§ 設問
**A)** 北朝鮮報道についての文章に名前が出てくる人物を、すべて挙げよ。
**B)** 北朝鮮報道についての文章をもとに、次の各問いに答えよ。
(i) 筆者が題材にした見出しは、どの新聞の、何月何日の日付の記事か。
(ii) 筆者が「もっとも有名」な例として挙げる手法では、先の大戦の始まりを何から開始するとしているか。
(iii) 筆者によれば、日刊スポーツの記事は国連演説のうち何を取り上げるべきだったか。

***** 提示文章 *****

雑感・北朝鮮問題の「報道」
- 2017/09/27
- 22:32
雑感・北朝鮮問題の「報道」

副題:実質では何も出来ないので印象操作しているだけ。それが我国の偏向マスコミ。
1.コンテクスト詐欺=「何処から話を始めるのか」での印象操作
「コンテクスト詐欺」とは「何処から話を始めるのか」で随分と印象が違うことを利用した「話のスタート時点」を操作する手法のことである。
9月24日の日付での日刊スポーツ記事の見出しを見て、「あ~あ、またやってるよ」と思ったので、それを題材に少々述べる。
<日刊スポーツ記事の見出し>
「ロケットマン」呼ばわりに憤慨の北朝鮮「不当だ」
<引用終わり(記事全文は文末脚注(*1)に引用してある。)>
「コンテクスト詐欺の実例だ」として見出しを紹介したので、そういう情報と一緒にこの見出しを見たころで、その毒性は和らいでいると思うが、そういう事前情報がなく、この見出しだけだと、「トランプ大統領が「ロケットマン」と揶揄したので北朝鮮が憤慨した」という話になってしまう。
トランプ大統領が、「ロケットマン」と揶揄するに至る背景や経緯は記事本文にもなく、背景や経緯は、我々読者側の記憶に頼っており、将来、記憶が薄れた状態で、この記事を読むと、あたかも「トランプが北朝鮮を挑発している」との、事実とは真逆の誤解を発生させる様な記事になっている。
この記事の「スタート時点」は、トランプ大統領の国連総会での演説の中で、弾道ミサイルを乱射している金正恩のことを「ロケットマン」と揶揄したところからである。
そして、この記事は専ら北朝鮮の発言を「報道」という形式で広めるもので、記事本文は、それら北朝鮮の主張を羅列する「代弁者」となっている悪質なものだ。
そういう事から、記事全文は脚注に追いやってある。
記事本文には「結論」の様なものはなく、見出しにて「北朝鮮がトランプ発言に憤慨した」という「結論」を提示するものなので、見出しと記事を読んでも、上記した「トランプ大統領が「ロケットマン」と揶揄したので北朝鮮が憤慨した」という話になってしまうことに変わりはない。
この記事は、要するに、共産党や社民党が盛んに言っている「北朝鮮を挑発するな」と同じであり、それらをテンプレにしたものだ。
こういう騙しの手法は、最近出てきた手法ではない。昔からある手法である。
もっとも有名なのが、先の大戦の始まりを「真珠湾攻撃」から開始するものである。
真珠湾攻撃に至る前の日本の和平提案を無視したルーズベルトの度重なる対日強硬策実施の話は登場しないので、あたかも日本が戦争を仕掛けたという印象になる。
ルーズベルトが対日強硬策をとった事は、その前の大統領であったフーバーにより「ルーズベルトの失政」として語られている(*2)のだが、今も、相変わらず日米戦争は「真珠湾が起点の話」ばかりである。
話を戻す。
「ロケットマン」との揶揄はトランプ大統領の国連総会での演説の中にあるものなのだが、国連演説を取り上げるならば、日刊スポーツ記事は、こんな「北朝鮮が言いたい事」ではなく、トランプ演説では北朝鮮に拉致された横田めぐみさんに言及したことを取り上げるべきである。それが道理である。

***** 提供資料 *****

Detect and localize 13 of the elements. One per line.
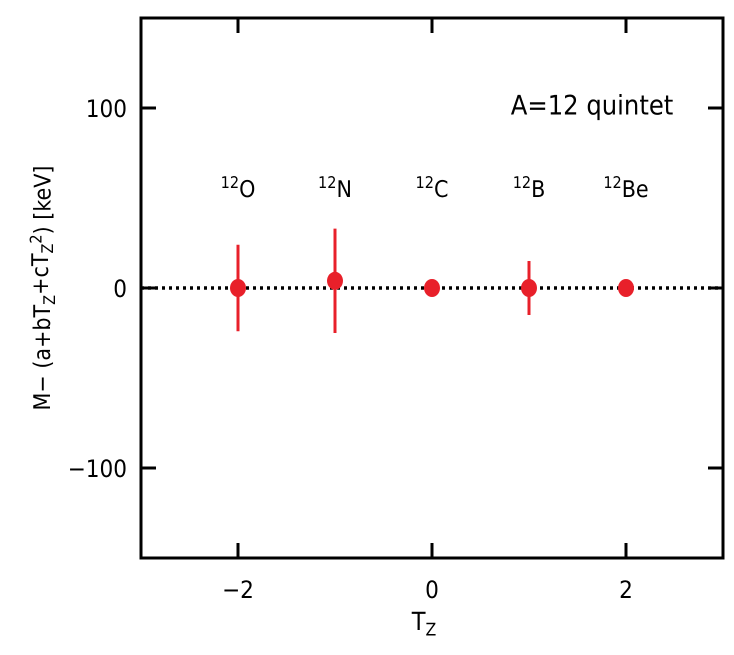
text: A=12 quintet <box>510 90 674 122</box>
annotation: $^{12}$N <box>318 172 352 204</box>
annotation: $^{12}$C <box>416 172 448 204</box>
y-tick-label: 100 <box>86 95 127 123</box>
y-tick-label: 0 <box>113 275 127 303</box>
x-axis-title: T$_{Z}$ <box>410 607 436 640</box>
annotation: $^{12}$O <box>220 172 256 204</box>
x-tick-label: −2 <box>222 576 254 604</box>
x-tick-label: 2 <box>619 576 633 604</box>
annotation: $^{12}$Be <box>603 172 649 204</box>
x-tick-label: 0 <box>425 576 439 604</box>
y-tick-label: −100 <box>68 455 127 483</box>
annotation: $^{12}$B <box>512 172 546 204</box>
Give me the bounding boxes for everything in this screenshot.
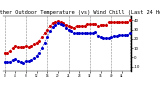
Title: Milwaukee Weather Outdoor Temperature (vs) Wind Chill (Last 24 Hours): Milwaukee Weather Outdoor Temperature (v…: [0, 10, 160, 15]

*****

§ 設問別の解答
**A)** トランプ大統領、金正恩、ルーズベルト、フーバー、横田めぐみさん

**B)**
(i) 日刊スポーツの、9月24日の日付の記事
(ii) 真珠湾攻撃
(iii) トランプ演説で、北朝鮮に拉致された横田めぐみさんに言及したこと